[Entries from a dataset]
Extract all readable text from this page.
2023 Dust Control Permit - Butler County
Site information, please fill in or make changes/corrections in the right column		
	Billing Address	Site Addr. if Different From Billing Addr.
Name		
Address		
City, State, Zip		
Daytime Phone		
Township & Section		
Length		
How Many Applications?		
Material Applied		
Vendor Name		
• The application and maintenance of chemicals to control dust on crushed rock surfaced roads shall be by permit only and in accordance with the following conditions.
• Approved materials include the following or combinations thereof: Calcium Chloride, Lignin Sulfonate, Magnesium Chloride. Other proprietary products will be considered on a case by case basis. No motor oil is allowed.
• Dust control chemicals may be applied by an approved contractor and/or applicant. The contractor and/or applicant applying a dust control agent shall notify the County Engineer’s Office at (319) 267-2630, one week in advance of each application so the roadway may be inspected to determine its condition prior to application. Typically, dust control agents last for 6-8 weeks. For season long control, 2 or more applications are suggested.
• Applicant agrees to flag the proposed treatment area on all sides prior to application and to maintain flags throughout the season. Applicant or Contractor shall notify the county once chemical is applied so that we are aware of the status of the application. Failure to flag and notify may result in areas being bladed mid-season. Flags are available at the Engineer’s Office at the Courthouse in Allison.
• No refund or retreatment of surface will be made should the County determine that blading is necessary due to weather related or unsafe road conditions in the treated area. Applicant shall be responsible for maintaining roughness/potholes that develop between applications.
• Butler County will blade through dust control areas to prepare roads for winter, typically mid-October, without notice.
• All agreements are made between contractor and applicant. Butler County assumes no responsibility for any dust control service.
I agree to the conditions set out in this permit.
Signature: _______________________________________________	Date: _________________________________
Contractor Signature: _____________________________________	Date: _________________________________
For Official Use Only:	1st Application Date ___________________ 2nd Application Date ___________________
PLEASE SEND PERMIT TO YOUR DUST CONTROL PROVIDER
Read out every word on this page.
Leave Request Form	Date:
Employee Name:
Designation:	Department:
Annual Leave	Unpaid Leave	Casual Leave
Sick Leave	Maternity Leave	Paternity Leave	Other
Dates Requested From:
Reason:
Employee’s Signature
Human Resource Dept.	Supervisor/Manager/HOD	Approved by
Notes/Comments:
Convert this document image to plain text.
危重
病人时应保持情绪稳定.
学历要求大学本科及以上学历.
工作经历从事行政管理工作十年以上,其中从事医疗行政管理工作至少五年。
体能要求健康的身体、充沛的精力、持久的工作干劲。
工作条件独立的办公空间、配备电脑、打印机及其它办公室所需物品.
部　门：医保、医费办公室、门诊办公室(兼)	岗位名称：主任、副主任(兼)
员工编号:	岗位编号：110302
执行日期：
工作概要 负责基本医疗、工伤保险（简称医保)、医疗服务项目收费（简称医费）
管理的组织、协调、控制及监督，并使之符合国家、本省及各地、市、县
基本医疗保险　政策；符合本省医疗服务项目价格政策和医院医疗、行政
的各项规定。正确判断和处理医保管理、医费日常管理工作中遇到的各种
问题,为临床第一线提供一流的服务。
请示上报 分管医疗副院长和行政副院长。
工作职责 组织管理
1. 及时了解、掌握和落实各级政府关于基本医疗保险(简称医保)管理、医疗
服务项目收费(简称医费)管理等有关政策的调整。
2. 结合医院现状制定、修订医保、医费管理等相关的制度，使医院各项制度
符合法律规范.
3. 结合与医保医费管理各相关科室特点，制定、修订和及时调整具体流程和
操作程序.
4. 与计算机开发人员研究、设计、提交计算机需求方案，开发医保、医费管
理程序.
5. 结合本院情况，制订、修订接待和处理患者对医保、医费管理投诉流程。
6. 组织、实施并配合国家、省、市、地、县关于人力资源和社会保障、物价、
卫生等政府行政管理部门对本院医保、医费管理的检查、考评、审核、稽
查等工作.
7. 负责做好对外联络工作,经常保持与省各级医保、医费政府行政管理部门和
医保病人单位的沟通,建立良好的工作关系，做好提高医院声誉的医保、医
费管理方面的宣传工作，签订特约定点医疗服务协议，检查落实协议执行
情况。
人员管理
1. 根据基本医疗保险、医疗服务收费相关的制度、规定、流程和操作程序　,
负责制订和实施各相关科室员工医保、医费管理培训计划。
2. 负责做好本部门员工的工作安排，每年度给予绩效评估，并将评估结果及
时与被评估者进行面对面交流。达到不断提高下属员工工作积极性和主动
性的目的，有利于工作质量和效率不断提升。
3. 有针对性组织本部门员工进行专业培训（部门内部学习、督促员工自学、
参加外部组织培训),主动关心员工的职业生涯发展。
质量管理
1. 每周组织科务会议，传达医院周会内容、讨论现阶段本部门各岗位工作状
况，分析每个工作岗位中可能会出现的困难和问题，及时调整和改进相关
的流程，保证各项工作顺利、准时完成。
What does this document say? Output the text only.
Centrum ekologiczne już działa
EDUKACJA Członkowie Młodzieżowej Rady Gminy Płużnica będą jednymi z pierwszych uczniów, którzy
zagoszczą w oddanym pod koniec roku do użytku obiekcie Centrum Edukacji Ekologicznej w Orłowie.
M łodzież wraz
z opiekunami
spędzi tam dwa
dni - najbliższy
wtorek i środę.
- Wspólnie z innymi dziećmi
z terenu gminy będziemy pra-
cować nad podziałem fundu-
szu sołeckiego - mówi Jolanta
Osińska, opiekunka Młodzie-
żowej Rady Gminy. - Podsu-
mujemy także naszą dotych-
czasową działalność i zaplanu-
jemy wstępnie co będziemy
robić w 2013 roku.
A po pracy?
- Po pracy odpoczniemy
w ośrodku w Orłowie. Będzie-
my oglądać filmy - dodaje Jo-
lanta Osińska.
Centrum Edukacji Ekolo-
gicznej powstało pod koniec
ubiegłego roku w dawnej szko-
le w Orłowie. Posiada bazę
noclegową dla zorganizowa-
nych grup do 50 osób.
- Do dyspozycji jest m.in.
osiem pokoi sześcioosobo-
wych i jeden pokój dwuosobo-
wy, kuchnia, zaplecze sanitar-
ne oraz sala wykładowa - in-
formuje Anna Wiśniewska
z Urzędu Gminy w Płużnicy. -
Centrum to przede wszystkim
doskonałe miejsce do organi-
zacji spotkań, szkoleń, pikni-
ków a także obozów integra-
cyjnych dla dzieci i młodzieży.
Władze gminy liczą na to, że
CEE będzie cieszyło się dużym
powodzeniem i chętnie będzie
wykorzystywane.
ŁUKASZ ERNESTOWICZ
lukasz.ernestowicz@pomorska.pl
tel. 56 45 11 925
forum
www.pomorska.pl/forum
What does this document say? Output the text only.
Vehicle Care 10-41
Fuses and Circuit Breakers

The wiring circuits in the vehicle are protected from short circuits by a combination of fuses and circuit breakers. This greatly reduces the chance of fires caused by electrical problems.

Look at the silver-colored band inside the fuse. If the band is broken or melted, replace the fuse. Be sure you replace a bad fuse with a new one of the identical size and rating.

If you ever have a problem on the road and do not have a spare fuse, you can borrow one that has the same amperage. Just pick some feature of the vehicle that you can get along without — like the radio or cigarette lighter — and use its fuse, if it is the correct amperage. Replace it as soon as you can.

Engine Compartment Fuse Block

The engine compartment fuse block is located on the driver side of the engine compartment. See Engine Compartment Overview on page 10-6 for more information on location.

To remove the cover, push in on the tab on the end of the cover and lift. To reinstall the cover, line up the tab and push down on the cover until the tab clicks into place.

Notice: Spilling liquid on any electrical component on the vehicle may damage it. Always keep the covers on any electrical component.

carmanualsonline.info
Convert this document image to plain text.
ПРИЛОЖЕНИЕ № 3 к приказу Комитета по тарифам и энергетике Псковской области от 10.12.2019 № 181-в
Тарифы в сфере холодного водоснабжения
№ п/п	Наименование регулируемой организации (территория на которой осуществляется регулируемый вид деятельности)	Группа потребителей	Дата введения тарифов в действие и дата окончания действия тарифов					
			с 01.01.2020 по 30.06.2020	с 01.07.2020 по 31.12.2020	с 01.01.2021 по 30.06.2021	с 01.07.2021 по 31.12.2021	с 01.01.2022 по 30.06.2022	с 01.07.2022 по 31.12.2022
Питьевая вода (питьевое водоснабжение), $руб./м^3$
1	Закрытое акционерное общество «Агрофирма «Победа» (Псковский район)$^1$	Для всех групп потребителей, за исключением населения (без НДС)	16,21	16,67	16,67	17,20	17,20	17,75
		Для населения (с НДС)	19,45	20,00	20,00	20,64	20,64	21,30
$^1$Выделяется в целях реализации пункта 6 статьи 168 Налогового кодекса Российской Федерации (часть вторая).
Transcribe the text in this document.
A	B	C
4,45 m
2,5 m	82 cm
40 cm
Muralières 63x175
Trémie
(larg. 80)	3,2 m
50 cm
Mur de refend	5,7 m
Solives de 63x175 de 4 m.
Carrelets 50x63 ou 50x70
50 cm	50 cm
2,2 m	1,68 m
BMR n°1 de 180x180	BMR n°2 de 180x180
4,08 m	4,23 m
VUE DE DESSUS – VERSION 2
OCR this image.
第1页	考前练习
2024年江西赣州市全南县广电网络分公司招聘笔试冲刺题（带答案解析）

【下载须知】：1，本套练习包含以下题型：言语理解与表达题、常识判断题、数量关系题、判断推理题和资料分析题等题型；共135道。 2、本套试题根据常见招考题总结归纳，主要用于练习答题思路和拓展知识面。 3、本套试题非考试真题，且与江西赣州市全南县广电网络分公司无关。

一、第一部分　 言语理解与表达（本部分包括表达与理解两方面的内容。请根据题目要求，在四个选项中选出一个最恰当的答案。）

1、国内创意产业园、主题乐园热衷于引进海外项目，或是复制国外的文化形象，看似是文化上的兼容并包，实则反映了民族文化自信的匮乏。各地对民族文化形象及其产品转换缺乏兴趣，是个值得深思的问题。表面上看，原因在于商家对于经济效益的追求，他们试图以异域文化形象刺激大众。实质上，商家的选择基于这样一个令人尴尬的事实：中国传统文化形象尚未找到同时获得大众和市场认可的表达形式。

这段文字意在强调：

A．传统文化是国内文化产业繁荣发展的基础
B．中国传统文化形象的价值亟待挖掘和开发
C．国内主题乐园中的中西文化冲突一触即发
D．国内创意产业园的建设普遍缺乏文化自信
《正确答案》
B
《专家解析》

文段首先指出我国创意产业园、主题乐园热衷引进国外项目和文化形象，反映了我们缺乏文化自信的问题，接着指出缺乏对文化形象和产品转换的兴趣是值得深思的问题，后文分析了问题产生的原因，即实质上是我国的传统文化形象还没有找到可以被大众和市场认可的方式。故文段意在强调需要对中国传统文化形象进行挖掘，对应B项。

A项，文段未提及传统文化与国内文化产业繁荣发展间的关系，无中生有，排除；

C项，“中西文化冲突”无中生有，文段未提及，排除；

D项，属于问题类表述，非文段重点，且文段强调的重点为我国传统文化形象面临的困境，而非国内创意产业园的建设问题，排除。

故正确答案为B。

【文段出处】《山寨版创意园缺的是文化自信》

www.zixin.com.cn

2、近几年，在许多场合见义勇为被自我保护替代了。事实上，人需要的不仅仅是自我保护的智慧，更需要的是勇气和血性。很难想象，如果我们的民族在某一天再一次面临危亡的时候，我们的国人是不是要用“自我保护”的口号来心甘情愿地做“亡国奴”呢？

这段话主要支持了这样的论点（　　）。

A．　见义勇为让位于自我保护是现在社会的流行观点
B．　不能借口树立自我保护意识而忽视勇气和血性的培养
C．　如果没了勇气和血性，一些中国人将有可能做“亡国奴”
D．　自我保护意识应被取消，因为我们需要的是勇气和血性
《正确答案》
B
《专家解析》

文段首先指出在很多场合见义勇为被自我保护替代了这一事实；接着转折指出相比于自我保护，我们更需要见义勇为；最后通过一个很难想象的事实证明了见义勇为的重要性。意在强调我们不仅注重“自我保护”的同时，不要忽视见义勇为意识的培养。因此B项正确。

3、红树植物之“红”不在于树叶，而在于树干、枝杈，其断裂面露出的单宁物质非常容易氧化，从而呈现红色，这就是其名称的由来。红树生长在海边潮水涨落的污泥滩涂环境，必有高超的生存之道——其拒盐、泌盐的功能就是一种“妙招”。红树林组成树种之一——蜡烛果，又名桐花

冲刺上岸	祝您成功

### What is asked
Which lines contain the word "Signature"? Copy each one.

### The response
Signature: _______________________________________________	Date: _________________________________
Contractor Signature: _____________________________________	Date: _________________________________
Employee’s Signature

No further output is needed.